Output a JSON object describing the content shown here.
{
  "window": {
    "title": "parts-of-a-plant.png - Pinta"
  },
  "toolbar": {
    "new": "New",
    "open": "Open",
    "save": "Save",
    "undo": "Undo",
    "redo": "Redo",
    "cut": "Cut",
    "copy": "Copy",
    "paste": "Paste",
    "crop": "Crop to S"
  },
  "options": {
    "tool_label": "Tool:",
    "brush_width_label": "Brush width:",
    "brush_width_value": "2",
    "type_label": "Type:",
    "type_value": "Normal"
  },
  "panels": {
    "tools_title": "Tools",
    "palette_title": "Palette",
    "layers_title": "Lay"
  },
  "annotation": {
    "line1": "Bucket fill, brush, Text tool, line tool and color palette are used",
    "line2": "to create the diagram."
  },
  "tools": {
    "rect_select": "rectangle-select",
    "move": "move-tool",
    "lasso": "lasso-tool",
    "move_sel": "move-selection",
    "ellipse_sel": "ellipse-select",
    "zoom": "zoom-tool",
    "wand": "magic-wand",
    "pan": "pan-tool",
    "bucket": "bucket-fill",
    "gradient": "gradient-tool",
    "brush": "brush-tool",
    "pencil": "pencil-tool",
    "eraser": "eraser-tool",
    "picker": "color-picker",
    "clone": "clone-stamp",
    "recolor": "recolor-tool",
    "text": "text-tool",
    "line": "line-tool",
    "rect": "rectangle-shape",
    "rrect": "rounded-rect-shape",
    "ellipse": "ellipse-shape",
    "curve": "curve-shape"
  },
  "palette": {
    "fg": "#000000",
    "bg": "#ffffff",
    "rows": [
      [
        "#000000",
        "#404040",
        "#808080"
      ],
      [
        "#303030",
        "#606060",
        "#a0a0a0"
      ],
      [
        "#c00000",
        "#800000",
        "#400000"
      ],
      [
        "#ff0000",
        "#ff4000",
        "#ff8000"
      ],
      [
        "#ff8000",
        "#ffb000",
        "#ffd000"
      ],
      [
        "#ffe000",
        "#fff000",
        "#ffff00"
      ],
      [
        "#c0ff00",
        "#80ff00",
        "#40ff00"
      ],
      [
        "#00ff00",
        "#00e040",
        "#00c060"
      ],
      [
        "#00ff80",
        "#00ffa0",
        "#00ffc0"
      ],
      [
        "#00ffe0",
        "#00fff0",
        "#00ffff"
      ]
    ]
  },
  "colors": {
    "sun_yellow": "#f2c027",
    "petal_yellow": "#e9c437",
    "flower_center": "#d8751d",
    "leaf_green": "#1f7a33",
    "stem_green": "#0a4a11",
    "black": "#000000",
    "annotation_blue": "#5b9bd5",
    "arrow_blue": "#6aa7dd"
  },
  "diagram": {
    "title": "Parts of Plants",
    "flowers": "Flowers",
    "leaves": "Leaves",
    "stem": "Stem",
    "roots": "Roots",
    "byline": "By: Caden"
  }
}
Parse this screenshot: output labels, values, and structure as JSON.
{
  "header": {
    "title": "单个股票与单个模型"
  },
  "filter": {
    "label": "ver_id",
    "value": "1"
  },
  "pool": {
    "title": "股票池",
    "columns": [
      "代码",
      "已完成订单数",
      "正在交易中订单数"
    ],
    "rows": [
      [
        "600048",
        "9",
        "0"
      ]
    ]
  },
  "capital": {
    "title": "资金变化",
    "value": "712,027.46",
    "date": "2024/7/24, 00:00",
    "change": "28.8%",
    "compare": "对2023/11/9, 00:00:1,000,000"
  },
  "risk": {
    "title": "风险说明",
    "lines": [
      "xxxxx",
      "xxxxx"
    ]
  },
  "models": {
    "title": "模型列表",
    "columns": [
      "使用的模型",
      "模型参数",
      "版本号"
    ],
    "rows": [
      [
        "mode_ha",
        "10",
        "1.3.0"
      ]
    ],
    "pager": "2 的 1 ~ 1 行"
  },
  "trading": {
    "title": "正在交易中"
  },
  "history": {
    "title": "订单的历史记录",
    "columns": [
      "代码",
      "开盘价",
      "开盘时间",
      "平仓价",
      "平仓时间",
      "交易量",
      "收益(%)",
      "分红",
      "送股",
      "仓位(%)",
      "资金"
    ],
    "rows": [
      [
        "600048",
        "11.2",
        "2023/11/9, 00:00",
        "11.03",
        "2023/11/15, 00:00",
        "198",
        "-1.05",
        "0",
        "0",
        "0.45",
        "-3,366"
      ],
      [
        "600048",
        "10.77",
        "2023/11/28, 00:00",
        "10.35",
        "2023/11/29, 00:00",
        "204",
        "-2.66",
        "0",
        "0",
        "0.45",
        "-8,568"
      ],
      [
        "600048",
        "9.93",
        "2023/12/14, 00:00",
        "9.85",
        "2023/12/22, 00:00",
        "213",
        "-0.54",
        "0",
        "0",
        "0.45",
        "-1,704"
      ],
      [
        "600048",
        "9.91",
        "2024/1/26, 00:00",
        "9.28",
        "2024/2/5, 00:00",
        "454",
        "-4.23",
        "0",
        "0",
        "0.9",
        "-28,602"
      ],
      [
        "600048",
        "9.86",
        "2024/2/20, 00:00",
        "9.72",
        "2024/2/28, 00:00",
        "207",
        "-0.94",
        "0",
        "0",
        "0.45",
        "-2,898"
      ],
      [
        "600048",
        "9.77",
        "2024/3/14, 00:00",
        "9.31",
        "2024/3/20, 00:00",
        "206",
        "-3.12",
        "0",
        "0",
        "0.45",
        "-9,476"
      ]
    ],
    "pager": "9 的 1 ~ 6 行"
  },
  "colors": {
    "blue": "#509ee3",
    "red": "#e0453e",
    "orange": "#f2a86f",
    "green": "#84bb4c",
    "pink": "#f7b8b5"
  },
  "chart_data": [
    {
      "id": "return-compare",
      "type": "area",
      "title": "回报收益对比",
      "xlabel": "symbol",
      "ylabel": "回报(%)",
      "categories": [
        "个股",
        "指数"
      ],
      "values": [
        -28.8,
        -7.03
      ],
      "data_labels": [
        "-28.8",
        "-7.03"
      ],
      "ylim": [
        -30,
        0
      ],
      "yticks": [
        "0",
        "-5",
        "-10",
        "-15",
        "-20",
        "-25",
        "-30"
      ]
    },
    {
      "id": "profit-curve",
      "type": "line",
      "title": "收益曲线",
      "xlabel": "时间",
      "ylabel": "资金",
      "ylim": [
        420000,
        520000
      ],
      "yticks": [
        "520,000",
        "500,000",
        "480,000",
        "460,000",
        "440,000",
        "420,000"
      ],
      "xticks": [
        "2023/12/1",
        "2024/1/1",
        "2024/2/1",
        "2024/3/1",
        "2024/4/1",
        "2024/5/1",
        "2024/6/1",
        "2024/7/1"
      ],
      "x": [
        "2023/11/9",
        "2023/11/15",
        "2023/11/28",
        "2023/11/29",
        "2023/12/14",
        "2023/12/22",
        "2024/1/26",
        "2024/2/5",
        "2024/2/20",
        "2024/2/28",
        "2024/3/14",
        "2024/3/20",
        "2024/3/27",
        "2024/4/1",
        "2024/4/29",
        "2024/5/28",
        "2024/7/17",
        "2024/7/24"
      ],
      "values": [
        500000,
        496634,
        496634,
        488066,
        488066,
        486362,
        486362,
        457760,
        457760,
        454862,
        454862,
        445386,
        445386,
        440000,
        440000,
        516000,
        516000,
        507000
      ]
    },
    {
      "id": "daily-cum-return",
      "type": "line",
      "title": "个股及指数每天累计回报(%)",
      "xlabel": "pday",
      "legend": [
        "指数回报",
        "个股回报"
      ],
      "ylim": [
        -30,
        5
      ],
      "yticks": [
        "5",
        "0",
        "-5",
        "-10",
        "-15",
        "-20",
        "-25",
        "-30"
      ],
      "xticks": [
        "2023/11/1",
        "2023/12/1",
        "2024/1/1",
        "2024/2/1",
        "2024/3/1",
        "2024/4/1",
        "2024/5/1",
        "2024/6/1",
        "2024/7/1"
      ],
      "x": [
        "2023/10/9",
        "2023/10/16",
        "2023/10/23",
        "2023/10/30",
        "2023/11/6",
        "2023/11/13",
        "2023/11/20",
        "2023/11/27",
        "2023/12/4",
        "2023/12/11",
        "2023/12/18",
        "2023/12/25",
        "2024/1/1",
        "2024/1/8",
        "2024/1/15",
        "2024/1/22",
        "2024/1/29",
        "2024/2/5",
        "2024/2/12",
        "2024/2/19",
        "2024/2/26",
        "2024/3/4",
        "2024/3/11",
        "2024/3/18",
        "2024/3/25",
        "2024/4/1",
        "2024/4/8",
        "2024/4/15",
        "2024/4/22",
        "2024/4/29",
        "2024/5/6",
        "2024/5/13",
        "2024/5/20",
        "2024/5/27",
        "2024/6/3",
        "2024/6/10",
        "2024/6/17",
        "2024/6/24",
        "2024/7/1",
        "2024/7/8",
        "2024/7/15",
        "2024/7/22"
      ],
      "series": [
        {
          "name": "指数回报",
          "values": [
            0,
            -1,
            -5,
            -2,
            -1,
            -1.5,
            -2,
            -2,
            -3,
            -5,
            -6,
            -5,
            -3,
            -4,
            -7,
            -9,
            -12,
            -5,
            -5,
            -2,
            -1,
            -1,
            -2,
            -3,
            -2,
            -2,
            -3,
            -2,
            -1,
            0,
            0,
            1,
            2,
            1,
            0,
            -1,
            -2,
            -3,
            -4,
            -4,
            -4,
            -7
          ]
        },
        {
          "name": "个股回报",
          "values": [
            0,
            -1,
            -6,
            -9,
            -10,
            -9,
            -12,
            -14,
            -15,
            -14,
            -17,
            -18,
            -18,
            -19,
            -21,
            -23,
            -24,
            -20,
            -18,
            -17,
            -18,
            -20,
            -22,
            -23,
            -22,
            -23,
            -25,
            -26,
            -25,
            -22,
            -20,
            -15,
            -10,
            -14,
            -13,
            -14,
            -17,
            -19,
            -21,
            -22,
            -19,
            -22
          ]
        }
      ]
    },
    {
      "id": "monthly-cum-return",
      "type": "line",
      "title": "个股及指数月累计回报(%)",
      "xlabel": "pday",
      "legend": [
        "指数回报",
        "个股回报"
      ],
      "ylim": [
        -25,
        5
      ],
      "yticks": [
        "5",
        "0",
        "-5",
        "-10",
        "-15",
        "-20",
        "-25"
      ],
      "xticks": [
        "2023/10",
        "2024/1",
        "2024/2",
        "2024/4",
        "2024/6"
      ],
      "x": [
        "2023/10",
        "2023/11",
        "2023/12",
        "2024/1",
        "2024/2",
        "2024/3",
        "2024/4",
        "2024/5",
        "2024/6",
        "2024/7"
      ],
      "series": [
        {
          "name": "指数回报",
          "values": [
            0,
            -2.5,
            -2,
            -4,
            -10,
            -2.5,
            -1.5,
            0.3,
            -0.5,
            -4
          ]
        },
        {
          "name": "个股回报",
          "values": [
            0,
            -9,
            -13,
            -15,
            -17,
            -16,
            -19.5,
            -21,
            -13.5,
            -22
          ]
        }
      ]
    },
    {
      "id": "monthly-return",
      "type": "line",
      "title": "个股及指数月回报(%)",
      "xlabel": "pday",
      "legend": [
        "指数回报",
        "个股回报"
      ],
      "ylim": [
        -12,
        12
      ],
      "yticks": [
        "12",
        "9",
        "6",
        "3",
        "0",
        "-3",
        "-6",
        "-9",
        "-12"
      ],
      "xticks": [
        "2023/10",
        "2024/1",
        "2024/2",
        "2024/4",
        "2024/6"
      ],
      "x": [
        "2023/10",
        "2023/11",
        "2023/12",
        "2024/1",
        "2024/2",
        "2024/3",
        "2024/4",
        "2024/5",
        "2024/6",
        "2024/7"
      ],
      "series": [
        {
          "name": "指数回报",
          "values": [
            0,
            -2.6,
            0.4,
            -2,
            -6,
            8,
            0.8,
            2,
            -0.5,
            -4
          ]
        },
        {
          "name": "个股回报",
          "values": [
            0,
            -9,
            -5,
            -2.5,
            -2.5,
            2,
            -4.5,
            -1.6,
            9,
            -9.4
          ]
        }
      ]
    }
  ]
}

* _REQUIREMENTS_
Report each line in the preceding entries that holds the string "rectangle".

* _ANSWER FOR THIS EXERCISE_
    "rect_select": "rectangle-select",
    "rect": "rectangle-shape",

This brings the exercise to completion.